[Collection entries]
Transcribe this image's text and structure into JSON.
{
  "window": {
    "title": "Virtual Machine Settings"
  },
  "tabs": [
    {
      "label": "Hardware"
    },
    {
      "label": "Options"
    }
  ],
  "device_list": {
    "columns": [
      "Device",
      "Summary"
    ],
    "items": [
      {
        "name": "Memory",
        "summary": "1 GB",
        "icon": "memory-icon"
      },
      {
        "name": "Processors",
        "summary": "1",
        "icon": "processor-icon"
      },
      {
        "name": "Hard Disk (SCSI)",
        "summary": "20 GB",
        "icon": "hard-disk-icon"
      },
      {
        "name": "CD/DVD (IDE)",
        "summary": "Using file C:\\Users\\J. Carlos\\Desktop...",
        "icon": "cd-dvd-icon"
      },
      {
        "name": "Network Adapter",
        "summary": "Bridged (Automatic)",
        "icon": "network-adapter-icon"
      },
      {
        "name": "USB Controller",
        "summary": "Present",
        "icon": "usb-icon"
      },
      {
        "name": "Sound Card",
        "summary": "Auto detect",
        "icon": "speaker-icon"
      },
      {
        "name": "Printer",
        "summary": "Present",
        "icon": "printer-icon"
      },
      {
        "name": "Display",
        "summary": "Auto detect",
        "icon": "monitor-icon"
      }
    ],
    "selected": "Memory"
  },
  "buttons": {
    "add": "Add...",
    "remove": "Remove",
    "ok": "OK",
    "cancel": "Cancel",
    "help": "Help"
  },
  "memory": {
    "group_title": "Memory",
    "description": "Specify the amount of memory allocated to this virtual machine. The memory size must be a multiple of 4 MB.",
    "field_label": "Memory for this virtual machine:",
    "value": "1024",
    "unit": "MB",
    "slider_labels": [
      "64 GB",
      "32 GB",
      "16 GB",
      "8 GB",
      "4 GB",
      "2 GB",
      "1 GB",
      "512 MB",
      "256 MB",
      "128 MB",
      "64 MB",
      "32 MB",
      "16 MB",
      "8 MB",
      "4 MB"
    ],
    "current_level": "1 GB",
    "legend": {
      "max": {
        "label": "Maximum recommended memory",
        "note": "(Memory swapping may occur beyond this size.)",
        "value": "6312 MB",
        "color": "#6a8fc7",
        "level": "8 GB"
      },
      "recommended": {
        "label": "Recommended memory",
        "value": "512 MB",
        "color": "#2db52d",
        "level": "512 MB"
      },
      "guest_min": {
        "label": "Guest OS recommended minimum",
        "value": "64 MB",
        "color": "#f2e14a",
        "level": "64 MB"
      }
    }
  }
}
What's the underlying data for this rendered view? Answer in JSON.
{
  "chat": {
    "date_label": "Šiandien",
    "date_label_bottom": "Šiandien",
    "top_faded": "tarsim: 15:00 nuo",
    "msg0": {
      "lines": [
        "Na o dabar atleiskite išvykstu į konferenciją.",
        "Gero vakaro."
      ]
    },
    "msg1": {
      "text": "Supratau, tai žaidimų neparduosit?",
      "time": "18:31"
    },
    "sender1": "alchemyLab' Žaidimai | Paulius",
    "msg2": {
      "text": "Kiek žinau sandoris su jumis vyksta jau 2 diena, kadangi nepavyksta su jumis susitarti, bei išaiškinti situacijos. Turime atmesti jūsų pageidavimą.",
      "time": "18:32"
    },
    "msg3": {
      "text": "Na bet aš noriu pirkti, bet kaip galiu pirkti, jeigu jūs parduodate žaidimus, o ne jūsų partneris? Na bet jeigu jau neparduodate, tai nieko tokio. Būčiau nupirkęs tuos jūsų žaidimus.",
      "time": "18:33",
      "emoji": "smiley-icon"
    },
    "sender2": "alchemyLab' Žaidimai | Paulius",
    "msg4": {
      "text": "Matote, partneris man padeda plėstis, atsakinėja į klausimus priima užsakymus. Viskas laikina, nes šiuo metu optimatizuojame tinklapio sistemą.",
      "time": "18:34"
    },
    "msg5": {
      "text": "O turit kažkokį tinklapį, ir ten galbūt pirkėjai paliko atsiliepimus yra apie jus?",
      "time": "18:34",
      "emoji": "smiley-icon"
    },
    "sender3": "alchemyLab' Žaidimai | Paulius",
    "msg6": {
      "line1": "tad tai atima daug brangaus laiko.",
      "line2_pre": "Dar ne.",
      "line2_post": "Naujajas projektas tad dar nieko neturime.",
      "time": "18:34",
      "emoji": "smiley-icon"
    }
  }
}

== EXERCISE GOAL ==
Copy each line above that contains the word "size".

== OUTPUT FOR THIS TASK ==
    "description": "Specify the amount of memory allocated to this virtual machine. The memory size must be a multiple of 4 MB.",
        "note": "(Memory swapping may occur beyond this size.)",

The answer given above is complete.